_STATED TASK 1_.
Print the rows below word for word, starting at the beginning of the rows and going on through the line containing "decorative-corner-shape <box>919 0".

_EXCERPTED PASSAGE_.
— START —

CUDA out of memory. Tried to allocate 6.51 GiB. GPU 0 has a total capacity of 11.73 GiB of which 911.38 MiB is free. Process 69810 has 10.82 GiB memory in use. Of the allocated memory 10.39 GiB is allocated by PyTorch, and 194.87 MiB is reserved by PyTorch but unallocated. If reserved but unallocated memory is large try setting PYTORCH_CUDA_ALLOC_CONF=expandable_segments:True to avoid fragmentation. See documentation for Memory Management (https://pytorch.org/docs/stable/notes/cuda.html#environment-variables)

It cannot be run in my RTX 4070 Ti with 12G VRAM. How much VRAM is needed to run?

I see it loads three models, SAM / VitMatte / GroundingDino, can they be loaded and unloaded in order to reduce memory occupy?

Thank you for your interest in our work! We appreciate your question!

— END —

_STATED TASK 2_.
Summarize the out-of-memory report in two sentences.

_INPUT ROWS_.
— START —

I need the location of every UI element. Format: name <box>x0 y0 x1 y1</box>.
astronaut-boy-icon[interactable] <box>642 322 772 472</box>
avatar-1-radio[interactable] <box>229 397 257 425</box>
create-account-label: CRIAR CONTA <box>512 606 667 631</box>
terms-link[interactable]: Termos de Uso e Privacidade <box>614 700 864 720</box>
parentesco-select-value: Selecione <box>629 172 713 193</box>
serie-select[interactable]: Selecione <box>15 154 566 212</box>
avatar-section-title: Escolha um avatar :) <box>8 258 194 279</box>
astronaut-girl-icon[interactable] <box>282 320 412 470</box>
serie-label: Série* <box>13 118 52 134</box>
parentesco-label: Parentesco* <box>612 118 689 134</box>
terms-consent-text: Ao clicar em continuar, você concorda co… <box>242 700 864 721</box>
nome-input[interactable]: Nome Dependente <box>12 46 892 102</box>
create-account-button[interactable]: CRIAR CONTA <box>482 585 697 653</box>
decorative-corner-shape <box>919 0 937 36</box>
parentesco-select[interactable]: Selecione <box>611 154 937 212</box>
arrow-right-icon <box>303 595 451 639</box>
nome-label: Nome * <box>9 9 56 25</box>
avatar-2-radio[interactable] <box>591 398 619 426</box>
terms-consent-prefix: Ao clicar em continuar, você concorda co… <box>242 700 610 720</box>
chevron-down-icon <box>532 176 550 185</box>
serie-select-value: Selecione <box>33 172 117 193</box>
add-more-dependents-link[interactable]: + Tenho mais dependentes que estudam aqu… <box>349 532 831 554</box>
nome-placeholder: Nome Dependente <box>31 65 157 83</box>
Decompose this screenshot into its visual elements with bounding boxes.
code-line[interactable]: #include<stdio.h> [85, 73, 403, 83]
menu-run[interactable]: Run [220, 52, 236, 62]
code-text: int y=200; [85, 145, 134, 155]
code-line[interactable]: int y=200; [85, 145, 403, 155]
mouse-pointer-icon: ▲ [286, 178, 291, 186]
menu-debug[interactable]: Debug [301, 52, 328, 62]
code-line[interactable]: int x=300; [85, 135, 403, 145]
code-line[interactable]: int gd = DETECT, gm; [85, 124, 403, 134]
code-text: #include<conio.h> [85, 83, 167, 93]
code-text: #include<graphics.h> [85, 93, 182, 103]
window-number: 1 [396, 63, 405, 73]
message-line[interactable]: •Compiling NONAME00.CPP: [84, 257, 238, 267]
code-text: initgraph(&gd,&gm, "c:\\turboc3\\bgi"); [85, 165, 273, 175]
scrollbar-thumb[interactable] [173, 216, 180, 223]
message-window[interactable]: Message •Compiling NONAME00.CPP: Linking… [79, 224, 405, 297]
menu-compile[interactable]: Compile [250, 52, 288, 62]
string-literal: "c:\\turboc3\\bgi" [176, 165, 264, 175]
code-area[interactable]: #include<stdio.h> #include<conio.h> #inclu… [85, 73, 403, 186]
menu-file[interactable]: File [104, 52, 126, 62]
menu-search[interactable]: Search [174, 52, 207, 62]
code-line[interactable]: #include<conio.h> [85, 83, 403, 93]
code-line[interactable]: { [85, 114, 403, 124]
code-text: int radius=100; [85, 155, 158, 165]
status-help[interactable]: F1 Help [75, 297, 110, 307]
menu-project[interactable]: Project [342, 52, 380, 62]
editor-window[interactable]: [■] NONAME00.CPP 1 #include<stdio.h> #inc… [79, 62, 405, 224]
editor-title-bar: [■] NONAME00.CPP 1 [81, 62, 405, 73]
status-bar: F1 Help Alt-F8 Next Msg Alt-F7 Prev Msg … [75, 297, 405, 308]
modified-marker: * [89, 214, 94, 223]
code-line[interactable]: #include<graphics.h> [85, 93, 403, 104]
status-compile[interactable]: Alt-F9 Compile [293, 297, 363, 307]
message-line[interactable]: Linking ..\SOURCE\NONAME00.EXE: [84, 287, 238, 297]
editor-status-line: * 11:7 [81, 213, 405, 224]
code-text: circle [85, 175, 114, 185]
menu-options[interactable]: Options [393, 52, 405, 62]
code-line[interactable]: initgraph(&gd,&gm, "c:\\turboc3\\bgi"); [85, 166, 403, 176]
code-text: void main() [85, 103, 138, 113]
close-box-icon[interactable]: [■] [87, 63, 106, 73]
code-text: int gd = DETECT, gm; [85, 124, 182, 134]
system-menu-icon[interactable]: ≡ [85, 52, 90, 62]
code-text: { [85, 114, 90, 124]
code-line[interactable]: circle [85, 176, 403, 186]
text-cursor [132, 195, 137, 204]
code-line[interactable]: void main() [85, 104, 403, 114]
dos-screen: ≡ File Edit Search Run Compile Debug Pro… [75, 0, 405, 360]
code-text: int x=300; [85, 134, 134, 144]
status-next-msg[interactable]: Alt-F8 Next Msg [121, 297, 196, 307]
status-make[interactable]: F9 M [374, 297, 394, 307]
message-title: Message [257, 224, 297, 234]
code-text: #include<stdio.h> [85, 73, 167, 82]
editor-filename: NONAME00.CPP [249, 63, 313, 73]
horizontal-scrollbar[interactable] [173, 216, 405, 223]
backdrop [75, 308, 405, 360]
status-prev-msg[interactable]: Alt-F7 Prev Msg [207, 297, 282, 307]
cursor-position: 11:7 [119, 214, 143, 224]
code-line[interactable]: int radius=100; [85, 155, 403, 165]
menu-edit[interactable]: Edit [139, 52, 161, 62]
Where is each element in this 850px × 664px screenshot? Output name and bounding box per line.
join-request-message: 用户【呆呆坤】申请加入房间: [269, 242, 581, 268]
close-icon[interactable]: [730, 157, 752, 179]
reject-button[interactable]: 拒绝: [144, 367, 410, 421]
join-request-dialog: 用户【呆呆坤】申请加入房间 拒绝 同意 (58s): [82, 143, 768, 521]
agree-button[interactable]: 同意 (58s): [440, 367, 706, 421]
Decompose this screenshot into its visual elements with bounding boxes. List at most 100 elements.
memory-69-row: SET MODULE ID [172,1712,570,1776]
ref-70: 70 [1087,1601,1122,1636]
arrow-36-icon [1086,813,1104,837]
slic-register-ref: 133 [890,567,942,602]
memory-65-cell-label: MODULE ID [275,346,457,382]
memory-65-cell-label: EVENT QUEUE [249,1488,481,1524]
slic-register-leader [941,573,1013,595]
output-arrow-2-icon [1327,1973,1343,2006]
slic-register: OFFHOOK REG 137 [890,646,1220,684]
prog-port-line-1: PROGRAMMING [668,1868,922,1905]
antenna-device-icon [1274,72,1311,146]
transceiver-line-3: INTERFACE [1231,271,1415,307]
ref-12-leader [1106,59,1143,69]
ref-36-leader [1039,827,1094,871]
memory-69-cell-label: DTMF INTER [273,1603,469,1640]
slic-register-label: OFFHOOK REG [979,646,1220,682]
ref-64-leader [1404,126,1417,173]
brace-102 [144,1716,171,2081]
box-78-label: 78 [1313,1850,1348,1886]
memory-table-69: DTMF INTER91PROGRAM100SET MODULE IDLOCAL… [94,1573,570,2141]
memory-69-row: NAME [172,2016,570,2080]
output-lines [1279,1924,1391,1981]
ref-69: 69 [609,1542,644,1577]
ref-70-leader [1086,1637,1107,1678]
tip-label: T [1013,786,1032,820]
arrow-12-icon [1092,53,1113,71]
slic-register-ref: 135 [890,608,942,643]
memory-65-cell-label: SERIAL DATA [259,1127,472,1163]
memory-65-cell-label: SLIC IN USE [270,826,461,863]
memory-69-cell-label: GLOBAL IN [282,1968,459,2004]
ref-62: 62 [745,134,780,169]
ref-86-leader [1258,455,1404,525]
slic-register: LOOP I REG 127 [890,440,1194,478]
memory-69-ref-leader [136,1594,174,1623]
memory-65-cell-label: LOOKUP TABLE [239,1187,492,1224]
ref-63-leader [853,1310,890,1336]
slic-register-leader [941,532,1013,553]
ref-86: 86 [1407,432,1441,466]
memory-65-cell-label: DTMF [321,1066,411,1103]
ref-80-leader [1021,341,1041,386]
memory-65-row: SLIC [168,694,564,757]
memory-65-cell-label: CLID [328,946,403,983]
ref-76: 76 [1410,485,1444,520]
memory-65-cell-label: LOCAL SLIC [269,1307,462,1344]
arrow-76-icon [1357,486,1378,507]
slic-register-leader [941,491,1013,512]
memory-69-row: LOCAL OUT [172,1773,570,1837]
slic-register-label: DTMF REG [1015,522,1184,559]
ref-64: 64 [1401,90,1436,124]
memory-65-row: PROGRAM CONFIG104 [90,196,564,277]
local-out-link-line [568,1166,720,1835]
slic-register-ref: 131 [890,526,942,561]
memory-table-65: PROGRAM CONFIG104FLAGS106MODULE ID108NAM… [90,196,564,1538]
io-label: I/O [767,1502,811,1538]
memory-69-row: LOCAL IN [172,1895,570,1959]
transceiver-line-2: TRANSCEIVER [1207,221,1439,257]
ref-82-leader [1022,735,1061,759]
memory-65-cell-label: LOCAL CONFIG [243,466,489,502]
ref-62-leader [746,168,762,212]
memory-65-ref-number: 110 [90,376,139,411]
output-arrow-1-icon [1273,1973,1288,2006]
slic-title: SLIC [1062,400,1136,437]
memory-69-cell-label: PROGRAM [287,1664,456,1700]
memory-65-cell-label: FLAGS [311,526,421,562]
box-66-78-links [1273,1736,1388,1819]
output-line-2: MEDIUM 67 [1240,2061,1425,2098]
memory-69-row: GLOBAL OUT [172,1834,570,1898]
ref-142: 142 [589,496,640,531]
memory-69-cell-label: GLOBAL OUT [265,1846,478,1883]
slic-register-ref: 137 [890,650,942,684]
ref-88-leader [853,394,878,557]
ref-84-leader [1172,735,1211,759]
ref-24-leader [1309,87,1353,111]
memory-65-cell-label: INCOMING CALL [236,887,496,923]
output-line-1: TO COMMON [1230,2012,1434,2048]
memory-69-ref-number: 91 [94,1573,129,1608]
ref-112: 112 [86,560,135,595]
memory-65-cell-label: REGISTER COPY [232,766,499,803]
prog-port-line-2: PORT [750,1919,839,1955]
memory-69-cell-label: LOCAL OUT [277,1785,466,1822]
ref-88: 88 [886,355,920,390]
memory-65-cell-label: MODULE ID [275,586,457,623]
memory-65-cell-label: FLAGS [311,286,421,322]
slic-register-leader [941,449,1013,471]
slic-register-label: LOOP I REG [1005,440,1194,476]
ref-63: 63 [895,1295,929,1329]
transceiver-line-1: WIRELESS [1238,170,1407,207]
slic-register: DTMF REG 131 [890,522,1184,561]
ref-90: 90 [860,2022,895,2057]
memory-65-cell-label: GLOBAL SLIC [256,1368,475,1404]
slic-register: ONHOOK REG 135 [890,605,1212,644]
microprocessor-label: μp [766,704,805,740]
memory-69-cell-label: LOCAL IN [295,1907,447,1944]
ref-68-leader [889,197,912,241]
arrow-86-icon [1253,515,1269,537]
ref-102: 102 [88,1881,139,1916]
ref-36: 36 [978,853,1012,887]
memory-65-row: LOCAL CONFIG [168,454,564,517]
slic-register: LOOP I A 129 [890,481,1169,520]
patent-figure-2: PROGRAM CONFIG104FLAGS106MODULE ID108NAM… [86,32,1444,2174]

— END —

_EXERCISE RESULT 1_.
I need the location of every UI element. Format: name <box>x0 y0 x1 y1</box>.
astronaut-boy-icon[interactable] <box>642 322 772 472</box>
avatar-1-radio[interactable] <box>229 397 257 425</box>
create-account-label: CRIAR CONTA <box>512 606 667 631</box>
terms-link[interactable]: Termos de Uso e Privacidade <box>614 700 864 720</box>
parentesco-select-value: Selecione <box>629 172 713 193</box>
serie-select[interactable]: Selecione <box>15 154 566 212</box>
avatar-section-title: Escolha um avatar :) <box>8 258 194 279</box>
astronaut-girl-icon[interactable] <box>282 320 412 470</box>
serie-label: Série* <box>13 118 52 134</box>
parentesco-label: Parentesco* <box>612 118 689 134</box>
terms-consent-text: Ao clicar em continuar, você concorda co… <box>242 700 864 721</box>
nome-input[interactable]: Nome Dependente <box>12 46 892 102</box>
create-account-button[interactable]: CRIAR CONTA <box>482 585 697 653</box>
decorative-corner-shape <box>919 0 937 36</box>

_EXERCISE RESULT 2_.
A CUDA out-of-memory error occurred when trying to allocate 6.51 GiB on a GPU with a total capacity of 11.73 GiB, of which only 911.38 MiB was free. The writer says it cannot run on an RTX 4070 Ti with 12G VRAM, asks how much VRAM is needed, and asks whether the three models it loads (SAM, VitMatte and GroundingDino) can be loaded and unloaded in order to reduce memory use.